Available records:
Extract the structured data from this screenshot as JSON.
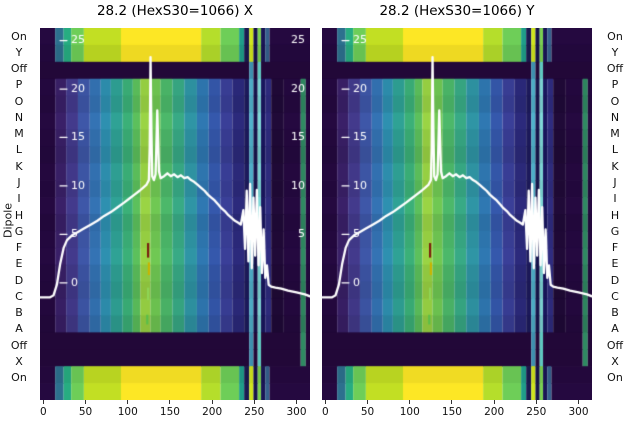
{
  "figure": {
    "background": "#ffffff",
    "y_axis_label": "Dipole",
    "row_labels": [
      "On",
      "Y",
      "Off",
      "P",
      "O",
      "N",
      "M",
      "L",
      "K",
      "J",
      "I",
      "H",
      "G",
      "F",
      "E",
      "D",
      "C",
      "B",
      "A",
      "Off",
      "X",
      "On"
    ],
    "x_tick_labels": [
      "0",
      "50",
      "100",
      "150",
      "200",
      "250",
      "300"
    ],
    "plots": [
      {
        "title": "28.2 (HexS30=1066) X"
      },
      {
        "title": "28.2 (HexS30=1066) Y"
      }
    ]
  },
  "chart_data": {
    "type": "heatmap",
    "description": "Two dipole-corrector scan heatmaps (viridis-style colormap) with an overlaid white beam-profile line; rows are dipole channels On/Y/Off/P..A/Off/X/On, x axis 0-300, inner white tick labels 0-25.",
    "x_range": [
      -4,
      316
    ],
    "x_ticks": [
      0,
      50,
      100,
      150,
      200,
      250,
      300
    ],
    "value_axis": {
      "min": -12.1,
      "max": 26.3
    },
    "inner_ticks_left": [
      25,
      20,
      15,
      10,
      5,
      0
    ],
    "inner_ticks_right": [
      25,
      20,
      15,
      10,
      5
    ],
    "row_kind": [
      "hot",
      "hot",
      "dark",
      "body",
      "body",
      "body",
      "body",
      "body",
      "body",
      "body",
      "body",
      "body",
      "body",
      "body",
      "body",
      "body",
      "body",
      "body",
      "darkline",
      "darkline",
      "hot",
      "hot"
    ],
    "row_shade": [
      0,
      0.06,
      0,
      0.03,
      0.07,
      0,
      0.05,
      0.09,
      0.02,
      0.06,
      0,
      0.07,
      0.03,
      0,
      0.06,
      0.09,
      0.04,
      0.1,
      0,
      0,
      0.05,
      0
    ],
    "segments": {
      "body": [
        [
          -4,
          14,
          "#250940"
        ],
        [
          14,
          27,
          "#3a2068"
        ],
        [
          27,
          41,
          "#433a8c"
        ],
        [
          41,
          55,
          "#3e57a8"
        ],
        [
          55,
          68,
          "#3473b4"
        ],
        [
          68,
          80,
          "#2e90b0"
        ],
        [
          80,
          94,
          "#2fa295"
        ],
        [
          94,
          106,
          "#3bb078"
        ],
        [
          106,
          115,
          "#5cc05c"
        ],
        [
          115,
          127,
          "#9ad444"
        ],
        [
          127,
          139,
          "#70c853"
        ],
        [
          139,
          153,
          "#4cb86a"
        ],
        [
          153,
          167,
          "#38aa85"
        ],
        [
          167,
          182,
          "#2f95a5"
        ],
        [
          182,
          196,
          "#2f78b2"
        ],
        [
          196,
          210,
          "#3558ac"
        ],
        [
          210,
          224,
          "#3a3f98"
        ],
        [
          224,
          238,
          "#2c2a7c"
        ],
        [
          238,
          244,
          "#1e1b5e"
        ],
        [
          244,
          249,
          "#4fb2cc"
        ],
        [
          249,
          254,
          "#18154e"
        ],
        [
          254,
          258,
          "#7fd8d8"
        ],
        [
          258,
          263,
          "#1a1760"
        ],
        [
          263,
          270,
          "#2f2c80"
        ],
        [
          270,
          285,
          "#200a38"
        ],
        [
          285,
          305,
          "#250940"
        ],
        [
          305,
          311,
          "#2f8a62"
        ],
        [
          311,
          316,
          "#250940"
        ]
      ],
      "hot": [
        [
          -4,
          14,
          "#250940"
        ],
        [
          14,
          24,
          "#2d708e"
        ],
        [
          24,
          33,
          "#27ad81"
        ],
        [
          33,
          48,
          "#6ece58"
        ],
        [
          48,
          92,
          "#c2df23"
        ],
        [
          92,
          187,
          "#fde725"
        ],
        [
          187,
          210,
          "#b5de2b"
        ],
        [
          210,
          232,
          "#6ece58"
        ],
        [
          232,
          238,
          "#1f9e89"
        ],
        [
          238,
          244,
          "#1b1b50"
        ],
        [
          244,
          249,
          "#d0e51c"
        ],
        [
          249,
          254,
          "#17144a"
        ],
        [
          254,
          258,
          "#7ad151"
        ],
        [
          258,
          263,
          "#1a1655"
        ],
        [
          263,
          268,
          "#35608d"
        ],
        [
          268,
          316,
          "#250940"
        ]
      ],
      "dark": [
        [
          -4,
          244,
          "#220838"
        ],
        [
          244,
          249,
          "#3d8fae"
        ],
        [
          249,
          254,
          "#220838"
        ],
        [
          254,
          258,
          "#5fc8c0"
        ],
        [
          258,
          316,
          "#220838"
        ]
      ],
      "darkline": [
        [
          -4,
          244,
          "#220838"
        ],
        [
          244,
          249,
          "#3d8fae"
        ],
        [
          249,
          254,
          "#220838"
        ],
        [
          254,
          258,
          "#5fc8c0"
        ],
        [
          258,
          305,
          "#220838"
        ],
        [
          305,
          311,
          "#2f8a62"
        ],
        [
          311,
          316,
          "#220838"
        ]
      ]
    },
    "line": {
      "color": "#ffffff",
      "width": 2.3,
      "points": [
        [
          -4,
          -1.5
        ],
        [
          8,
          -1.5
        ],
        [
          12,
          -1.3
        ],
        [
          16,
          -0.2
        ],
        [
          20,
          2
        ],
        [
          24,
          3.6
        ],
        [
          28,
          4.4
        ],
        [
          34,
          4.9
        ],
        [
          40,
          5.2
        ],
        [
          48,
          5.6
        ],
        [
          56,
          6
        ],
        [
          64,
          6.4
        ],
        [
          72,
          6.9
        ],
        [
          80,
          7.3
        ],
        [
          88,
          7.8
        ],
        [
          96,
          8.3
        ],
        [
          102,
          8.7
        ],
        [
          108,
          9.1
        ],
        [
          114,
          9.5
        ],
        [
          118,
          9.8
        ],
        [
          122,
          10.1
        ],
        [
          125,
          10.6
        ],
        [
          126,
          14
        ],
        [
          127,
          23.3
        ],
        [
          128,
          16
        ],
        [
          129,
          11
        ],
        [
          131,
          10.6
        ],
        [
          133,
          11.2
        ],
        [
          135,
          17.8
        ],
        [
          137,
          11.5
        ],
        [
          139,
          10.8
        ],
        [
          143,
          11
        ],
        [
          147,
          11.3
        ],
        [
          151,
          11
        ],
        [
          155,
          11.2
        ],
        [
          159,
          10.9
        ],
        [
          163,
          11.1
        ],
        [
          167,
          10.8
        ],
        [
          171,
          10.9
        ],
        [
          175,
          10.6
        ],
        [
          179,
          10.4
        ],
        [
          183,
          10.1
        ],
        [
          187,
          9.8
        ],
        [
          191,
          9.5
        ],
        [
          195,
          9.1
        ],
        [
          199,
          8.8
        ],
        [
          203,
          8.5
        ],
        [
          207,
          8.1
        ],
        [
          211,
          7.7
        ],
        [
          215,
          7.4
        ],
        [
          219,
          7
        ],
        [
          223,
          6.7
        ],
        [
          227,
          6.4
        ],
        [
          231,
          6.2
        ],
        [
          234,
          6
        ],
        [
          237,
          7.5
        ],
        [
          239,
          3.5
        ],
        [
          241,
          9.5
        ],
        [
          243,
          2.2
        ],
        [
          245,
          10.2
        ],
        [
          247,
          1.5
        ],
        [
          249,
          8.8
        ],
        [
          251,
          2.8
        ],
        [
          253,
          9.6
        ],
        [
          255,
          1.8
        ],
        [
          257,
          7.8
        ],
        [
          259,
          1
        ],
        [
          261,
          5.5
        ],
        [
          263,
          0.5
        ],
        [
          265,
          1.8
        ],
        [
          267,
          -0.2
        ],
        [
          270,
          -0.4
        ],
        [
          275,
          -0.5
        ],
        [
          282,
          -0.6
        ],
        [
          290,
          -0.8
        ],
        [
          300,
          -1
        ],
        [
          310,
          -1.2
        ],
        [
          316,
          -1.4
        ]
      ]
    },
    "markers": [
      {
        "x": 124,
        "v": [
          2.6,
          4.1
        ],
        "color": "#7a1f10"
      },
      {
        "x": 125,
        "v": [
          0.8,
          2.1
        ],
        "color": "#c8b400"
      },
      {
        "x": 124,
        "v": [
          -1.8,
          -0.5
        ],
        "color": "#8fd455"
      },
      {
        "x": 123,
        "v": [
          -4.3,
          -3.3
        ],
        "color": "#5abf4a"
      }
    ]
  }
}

Instructions to follow:
What is the number of lines in the records above that include the word "title"? Reply with that number and nothing more.

Solution to this task:
2